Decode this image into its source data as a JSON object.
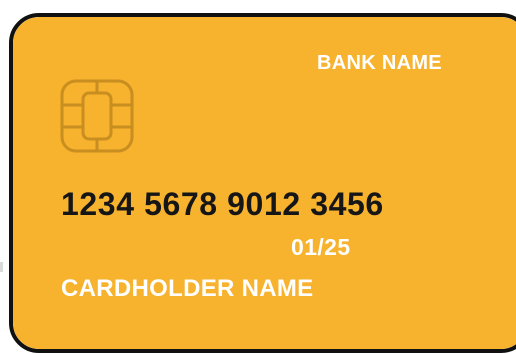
{
  "card": {
    "bank_name": "BANK NAME",
    "card_number": "1234 5678 9012 3456",
    "expiry": "01/25",
    "cardholder_name": "CARDHOLDER NAME",
    "chip_icon": "sim-chip-icon"
  },
  "colors": {
    "card_background": "#F7B22E",
    "border": "#111111",
    "light_text": "#FFFFFF",
    "dark_text": "#161616",
    "chip_stroke": "#C88E20"
  }
}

....

WHAT YOU WILL DO:
Identify every line holding the word "NAME" and copy it out.

THE COMPLETED TASK:
    "bank_name": "BANK NAME",
    "cardholder_name": "CARDHOLDER NAME",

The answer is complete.